===== Provided material

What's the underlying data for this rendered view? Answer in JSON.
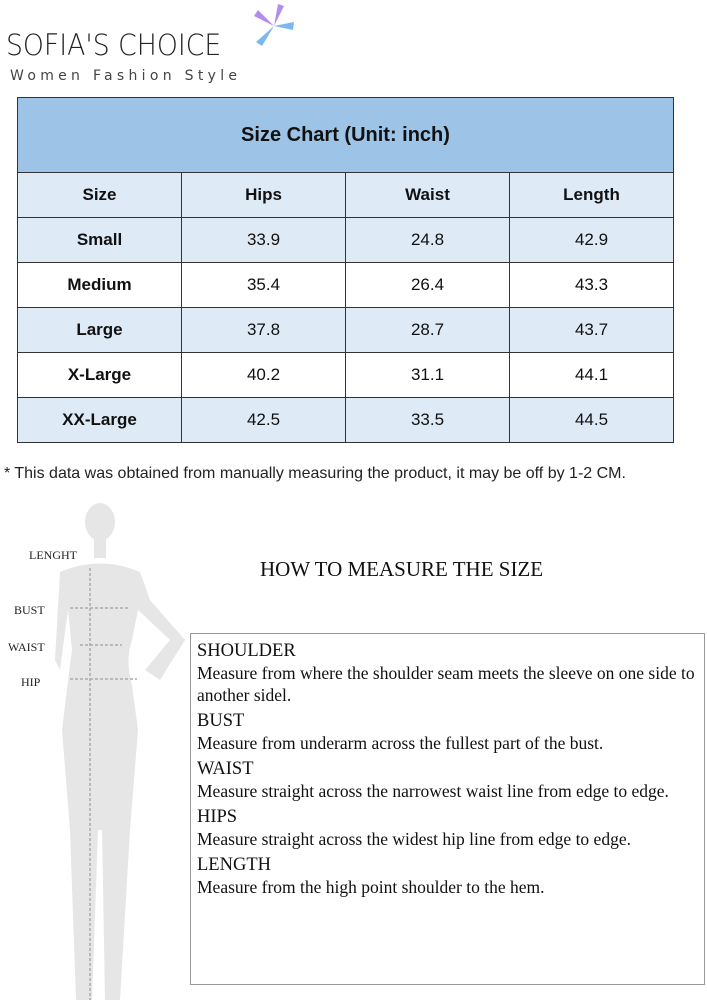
{
  "brand": {
    "name": "SOFIA'S CHOICE",
    "tagline": "Women Fashion Style",
    "colors": {
      "mark1": "#7ab8f0",
      "mark2": "#b48cf0"
    }
  },
  "table": {
    "title": "Size Chart (Unit: inch)",
    "headers": [
      "Size",
      "Hips",
      "Waist",
      "Length"
    ],
    "rows": [
      [
        "Small",
        "33.9",
        "24.8",
        "42.9"
      ],
      [
        "Medium",
        "35.4",
        "26.4",
        "43.3"
      ],
      [
        "Large",
        "37.8",
        "28.7",
        "43.7"
      ],
      [
        "X-Large",
        "40.2",
        "31.1",
        "44.1"
      ],
      [
        "XX-Large",
        "42.5",
        "33.5",
        "44.5"
      ]
    ],
    "colors": {
      "title_bg": "#9dc3e6",
      "row_blue": "#deebf7"
    }
  },
  "note": "* This data was obtained from manually measuring the product, it may be off by 1-2 CM.",
  "figure": {
    "labels": [
      "LENGHT",
      "BUST",
      "WAIST",
      "HIP"
    ]
  },
  "measure": {
    "title": "HOW TO MEASURE THE SIZE",
    "items": [
      {
        "name": "SHOULDER",
        "desc": "Measure from where the shoulder seam meets the sleeve on one side to another sidel."
      },
      {
        "name": "BUST",
        "desc": "Measure from underarm across the fullest part of the bust."
      },
      {
        "name": "WAIST",
        "desc": "Measure straight across the narrowest waist line from edge to edge."
      },
      {
        "name": "HIPS",
        "desc": "Measure straight across the widest hip line from edge to edge."
      },
      {
        "name": "LENGTH",
        "desc": "Measure from the high point shoulder to the hem."
      }
    ]
  }
}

==========

Exercise → Copy out all lines that carry the word "name".

Task response →
    "name": "SOFIA'S CHOICE",
        "name": "SHOULDER",
        "name": "BUST",
        "name": "WAIST",
        "name": "HIPS",
        "name": "LENGTH",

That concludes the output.